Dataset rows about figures
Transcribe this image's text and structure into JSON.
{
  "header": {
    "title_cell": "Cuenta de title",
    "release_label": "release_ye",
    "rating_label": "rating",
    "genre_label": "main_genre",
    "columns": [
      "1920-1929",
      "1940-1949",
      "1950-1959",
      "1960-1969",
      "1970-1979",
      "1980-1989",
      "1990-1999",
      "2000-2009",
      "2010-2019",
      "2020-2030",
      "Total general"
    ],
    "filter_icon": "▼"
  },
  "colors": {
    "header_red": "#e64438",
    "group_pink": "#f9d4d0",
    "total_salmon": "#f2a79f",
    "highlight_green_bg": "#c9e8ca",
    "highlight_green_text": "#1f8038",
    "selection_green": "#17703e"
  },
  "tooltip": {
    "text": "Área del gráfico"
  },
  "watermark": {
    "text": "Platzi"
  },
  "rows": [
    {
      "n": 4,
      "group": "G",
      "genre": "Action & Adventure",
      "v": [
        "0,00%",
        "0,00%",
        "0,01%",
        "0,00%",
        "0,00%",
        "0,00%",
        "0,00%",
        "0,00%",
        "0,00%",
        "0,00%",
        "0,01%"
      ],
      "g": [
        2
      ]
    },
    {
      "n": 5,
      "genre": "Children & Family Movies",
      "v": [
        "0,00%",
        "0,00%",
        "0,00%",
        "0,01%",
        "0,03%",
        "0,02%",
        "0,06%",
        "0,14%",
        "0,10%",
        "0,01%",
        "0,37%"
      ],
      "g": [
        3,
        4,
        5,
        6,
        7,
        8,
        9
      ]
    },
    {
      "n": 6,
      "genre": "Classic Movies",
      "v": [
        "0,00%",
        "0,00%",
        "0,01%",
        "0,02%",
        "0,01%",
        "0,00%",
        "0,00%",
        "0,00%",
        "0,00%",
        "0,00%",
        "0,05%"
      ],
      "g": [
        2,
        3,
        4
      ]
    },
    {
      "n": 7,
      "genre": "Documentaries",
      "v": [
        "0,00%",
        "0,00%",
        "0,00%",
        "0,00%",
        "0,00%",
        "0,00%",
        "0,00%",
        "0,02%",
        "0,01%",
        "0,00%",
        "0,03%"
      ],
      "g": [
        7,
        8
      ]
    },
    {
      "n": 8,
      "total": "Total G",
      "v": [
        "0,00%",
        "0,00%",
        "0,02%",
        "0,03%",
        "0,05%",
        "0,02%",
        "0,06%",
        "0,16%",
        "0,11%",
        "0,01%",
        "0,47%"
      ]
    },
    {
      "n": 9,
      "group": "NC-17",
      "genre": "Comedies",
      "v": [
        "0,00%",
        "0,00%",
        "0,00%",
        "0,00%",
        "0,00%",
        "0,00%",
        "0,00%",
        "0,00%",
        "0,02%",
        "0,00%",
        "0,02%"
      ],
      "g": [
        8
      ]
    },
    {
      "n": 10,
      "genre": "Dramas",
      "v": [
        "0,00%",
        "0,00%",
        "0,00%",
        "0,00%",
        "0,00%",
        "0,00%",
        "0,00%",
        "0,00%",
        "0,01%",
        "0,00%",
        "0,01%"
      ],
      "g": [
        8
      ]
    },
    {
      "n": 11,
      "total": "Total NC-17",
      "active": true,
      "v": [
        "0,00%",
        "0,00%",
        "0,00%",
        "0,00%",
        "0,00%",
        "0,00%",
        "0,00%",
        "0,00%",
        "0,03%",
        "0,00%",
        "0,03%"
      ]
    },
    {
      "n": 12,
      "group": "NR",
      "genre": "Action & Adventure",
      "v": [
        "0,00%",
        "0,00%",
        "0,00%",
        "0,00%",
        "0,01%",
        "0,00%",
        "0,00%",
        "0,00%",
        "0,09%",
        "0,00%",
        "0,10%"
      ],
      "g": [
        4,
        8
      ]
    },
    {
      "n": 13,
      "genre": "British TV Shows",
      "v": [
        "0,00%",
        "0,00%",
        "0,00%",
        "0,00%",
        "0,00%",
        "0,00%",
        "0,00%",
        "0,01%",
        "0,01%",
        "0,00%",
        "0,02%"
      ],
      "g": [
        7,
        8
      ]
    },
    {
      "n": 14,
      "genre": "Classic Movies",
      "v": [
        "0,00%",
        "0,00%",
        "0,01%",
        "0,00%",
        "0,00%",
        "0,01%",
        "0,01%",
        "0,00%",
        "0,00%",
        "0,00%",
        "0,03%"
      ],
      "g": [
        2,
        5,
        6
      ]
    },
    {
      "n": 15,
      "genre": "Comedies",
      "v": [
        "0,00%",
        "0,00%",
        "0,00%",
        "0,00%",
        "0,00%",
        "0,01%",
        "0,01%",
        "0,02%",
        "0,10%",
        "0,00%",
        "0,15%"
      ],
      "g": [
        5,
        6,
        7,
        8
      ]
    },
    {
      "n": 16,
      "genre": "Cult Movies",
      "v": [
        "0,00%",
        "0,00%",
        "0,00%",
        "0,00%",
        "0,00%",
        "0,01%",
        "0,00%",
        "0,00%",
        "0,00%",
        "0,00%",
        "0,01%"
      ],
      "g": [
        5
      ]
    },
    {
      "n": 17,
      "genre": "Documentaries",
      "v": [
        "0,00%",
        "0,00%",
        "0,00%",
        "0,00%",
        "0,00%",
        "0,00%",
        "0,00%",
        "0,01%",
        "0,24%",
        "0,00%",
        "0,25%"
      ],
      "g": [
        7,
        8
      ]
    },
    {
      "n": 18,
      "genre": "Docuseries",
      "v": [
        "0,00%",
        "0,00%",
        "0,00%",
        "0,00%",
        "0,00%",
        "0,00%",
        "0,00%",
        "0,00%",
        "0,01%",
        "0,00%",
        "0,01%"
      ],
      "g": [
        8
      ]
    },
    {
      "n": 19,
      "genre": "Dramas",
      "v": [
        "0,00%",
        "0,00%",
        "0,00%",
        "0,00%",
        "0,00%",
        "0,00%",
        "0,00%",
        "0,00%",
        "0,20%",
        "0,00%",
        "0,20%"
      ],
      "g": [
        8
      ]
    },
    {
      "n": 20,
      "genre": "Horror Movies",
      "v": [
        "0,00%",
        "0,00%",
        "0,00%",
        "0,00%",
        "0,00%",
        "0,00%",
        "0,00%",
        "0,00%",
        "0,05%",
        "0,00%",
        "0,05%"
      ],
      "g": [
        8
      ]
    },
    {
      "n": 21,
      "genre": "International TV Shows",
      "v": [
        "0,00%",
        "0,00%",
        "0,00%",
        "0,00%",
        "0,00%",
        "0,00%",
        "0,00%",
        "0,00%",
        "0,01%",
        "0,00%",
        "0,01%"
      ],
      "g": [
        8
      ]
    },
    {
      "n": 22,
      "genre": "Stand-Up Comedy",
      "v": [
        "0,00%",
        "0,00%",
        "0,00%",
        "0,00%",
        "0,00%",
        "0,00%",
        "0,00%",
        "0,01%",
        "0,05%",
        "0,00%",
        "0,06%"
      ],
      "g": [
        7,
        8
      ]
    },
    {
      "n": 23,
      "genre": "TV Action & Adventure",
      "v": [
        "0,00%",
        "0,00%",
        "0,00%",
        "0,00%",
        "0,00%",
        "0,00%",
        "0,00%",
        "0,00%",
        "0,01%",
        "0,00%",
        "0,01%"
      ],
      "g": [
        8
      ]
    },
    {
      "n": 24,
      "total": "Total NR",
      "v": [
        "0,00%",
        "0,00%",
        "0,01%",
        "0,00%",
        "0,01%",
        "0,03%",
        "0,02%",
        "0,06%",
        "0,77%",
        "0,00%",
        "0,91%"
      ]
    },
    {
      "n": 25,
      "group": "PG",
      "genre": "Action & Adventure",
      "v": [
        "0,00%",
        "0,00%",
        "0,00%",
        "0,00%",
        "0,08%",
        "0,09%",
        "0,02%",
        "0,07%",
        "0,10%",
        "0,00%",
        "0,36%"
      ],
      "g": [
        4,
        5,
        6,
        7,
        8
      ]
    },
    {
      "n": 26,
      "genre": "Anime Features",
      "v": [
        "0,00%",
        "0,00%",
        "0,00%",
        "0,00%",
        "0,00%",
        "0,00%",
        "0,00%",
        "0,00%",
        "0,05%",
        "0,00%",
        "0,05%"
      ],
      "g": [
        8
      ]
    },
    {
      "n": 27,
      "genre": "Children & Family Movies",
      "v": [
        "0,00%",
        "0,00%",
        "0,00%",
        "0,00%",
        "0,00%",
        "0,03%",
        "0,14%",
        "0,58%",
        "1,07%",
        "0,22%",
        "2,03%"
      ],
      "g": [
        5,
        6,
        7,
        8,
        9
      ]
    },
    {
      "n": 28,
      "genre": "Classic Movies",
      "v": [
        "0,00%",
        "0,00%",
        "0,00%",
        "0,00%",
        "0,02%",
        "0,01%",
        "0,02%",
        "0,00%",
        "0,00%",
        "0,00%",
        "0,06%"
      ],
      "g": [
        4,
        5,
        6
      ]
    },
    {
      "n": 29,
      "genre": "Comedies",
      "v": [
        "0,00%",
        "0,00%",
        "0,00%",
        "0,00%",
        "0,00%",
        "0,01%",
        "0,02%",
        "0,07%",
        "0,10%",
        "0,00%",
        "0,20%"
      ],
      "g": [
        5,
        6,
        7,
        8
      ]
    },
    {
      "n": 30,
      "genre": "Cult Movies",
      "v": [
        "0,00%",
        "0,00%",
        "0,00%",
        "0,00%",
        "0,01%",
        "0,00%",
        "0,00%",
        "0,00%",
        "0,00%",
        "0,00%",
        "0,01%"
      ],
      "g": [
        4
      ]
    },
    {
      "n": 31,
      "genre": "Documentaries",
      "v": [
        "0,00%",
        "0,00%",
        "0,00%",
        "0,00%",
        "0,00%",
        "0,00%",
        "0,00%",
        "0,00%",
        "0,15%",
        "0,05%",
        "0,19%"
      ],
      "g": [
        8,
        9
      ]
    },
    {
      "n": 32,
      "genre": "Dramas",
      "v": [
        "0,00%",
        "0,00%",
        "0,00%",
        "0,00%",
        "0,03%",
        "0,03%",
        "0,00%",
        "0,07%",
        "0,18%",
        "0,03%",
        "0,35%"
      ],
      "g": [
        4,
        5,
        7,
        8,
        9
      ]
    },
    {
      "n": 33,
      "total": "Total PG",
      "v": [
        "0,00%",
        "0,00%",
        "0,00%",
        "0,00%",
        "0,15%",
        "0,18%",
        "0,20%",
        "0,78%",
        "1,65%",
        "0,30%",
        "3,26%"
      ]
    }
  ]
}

» **Directions**:
Find each line holding the word "Shows" and copy it.

» **Reply**:
      "genre": "British TV Shows",
      "genre": "International TV Shows",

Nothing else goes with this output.